What is asked
Isolate every line in the data with the string "blood" and copy it.

(Items listed in a dataset)
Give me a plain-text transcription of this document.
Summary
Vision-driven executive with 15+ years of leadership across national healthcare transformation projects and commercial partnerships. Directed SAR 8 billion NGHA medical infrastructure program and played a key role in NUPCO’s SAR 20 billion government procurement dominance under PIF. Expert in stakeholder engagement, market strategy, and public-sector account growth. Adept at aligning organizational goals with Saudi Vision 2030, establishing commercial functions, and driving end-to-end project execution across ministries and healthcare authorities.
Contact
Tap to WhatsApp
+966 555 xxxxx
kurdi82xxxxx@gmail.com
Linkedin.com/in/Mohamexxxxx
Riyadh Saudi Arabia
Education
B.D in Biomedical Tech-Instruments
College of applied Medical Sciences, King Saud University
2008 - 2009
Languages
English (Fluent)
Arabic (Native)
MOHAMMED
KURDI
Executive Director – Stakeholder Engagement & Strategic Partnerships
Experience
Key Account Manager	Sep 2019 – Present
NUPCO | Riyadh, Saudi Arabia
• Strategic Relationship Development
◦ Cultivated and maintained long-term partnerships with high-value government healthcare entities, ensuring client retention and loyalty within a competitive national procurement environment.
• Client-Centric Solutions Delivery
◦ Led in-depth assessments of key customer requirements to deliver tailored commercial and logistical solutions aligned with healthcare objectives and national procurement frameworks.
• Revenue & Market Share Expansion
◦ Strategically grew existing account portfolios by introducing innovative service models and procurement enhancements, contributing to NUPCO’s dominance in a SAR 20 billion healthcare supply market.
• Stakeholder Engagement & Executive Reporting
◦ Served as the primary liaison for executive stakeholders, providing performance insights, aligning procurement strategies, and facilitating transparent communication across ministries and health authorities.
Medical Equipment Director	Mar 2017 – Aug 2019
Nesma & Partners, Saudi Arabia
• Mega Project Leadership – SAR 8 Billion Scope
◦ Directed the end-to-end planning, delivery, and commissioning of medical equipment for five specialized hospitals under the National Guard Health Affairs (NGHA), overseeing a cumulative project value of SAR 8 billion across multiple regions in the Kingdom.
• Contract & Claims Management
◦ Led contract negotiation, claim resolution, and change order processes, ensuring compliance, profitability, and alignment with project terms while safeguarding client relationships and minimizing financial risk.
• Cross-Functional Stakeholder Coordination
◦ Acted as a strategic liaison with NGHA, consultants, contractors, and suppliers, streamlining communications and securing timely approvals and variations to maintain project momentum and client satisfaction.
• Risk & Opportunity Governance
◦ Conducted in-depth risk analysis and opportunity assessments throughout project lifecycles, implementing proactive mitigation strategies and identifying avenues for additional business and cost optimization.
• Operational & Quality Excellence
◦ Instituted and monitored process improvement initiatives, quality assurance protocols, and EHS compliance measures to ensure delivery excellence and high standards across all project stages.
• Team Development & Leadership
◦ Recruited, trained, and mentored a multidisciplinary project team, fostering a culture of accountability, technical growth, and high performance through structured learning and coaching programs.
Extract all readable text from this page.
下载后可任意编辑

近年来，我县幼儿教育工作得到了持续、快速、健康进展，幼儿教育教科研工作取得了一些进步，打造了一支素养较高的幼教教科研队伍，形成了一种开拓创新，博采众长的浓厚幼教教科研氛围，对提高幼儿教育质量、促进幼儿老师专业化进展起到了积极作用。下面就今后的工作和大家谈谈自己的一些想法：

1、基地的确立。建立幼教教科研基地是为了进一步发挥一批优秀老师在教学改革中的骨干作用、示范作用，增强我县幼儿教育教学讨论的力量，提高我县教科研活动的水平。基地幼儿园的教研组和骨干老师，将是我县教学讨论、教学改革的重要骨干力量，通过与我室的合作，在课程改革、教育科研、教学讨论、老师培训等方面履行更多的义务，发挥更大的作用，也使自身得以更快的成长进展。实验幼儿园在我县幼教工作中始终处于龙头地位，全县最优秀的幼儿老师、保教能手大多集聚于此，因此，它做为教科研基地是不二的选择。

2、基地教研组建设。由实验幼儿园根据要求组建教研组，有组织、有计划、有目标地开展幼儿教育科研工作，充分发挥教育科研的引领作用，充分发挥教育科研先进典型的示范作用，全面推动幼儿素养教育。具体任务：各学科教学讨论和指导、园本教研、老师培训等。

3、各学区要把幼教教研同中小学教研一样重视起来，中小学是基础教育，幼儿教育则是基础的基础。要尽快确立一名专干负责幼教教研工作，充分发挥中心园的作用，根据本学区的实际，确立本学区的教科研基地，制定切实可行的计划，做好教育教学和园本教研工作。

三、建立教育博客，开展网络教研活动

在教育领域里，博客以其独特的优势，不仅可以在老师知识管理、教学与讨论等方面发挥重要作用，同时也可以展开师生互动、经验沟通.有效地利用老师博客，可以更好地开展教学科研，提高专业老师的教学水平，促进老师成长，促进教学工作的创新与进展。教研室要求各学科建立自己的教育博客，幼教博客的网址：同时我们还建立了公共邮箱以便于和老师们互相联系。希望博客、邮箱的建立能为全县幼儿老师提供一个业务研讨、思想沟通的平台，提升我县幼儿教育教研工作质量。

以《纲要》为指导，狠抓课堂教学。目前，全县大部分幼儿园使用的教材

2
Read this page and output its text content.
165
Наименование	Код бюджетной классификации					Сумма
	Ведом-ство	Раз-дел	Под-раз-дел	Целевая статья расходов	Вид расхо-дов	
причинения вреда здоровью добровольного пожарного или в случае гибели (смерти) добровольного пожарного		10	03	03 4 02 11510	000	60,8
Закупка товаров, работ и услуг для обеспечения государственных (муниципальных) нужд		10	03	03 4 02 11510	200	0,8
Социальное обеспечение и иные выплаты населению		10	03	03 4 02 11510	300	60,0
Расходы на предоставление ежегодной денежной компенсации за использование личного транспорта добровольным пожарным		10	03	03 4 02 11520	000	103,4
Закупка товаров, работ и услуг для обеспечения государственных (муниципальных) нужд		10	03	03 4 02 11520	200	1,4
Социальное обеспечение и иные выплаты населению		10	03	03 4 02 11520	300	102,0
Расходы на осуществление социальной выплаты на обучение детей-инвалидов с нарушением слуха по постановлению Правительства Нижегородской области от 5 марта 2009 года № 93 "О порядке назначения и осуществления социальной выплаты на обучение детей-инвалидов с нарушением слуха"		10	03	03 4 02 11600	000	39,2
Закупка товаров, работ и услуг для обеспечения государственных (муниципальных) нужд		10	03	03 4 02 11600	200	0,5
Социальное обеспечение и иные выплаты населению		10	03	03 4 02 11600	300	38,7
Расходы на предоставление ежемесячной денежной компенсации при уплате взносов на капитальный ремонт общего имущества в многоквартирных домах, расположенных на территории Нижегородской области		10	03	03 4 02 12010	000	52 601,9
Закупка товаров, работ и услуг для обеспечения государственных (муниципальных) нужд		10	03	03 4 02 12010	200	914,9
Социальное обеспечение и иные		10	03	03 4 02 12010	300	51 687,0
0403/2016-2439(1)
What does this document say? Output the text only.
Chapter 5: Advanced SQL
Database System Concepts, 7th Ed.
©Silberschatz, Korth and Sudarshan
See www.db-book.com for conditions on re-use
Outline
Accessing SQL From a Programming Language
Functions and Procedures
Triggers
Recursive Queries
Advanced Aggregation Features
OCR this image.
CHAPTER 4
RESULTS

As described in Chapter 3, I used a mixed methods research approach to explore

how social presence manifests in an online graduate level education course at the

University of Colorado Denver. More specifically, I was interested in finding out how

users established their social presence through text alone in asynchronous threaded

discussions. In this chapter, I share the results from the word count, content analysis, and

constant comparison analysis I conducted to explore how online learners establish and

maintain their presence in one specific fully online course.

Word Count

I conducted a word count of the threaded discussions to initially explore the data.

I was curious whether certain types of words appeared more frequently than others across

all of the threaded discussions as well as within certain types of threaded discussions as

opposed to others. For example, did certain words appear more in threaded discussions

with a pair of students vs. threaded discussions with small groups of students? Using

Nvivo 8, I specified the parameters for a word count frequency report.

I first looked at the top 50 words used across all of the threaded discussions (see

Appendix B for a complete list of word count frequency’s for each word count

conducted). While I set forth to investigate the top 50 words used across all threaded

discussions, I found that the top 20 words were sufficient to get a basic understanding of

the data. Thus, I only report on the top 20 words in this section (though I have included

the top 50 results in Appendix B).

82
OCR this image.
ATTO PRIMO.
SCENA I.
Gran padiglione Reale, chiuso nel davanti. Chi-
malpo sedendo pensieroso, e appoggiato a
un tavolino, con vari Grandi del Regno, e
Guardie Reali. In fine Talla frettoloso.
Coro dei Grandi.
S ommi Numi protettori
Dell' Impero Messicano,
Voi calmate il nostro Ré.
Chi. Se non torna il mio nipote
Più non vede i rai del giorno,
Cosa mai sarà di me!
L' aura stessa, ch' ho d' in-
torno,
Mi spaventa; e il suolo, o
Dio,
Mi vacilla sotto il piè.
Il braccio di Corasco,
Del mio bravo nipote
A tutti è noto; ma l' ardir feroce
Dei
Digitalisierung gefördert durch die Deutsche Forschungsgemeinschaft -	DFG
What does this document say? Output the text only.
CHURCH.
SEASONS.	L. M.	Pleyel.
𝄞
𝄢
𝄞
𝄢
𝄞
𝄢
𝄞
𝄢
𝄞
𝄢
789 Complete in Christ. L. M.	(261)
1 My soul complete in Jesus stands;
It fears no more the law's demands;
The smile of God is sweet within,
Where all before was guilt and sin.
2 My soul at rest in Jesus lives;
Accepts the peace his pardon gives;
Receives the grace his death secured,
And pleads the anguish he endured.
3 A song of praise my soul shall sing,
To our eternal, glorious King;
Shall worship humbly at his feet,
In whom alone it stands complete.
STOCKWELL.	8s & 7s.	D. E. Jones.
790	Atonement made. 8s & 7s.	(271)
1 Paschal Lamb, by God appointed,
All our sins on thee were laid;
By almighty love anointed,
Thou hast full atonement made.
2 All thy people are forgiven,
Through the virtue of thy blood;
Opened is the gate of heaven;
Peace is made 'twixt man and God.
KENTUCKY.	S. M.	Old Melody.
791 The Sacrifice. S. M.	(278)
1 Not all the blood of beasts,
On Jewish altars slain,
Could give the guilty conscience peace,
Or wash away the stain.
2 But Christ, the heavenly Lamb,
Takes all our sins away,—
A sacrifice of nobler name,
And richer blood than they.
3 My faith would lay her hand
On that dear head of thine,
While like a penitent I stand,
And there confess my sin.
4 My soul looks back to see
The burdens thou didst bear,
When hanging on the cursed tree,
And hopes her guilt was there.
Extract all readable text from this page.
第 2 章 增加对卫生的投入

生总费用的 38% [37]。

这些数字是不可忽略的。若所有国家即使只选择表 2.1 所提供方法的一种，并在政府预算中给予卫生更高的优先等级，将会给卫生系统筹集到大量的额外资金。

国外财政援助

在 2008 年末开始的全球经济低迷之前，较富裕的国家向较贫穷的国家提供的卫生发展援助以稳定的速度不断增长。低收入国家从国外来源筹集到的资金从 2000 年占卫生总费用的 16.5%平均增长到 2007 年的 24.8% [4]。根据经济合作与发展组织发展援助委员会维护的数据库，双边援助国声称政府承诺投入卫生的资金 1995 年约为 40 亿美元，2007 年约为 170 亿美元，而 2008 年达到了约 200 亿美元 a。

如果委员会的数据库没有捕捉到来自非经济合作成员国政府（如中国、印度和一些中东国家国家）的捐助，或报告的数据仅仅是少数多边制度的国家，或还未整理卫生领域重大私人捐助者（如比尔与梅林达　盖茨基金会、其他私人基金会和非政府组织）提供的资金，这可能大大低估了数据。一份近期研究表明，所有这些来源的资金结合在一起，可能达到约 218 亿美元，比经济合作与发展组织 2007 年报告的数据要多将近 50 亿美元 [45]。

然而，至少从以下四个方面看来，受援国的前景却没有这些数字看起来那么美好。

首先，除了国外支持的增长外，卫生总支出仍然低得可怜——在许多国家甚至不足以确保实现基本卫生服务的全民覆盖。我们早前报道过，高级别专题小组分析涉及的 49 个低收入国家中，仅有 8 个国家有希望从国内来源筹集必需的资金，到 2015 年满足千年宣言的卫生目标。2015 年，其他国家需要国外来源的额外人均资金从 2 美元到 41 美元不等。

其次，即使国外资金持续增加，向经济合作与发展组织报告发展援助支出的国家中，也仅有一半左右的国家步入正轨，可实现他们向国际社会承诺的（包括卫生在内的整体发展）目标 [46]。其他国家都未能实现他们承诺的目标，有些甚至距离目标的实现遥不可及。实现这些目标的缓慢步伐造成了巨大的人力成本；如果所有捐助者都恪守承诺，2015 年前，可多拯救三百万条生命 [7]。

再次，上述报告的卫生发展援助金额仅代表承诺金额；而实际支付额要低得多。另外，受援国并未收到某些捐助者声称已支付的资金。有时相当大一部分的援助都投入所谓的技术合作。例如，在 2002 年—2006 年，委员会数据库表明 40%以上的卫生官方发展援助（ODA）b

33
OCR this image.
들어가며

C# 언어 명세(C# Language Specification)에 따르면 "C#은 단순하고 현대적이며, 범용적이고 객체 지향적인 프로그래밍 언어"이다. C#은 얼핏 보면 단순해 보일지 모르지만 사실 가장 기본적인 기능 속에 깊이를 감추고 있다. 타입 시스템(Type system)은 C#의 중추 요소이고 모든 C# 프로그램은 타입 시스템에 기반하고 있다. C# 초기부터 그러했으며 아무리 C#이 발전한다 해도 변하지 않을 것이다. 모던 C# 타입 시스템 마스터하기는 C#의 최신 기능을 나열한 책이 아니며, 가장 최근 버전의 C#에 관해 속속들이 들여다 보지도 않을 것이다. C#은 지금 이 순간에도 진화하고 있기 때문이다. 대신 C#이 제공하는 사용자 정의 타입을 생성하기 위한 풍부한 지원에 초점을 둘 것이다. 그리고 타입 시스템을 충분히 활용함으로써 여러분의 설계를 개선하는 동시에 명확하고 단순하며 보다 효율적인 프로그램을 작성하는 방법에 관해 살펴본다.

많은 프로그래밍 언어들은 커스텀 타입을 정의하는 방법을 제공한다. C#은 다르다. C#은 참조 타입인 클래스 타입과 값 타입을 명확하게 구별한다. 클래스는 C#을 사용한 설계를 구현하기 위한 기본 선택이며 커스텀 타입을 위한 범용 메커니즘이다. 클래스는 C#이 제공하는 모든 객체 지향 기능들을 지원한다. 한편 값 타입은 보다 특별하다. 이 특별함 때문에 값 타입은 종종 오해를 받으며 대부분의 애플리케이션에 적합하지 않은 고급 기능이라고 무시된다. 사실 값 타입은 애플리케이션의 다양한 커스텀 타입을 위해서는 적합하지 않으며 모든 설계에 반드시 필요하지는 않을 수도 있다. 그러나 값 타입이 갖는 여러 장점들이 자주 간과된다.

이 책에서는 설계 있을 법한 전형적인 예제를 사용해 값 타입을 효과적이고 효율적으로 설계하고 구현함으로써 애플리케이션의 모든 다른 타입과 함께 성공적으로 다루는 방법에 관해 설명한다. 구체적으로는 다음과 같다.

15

Complete output
Through the virtue of thy blood;
1 Not all the blood of beasts,
And richer blood than they.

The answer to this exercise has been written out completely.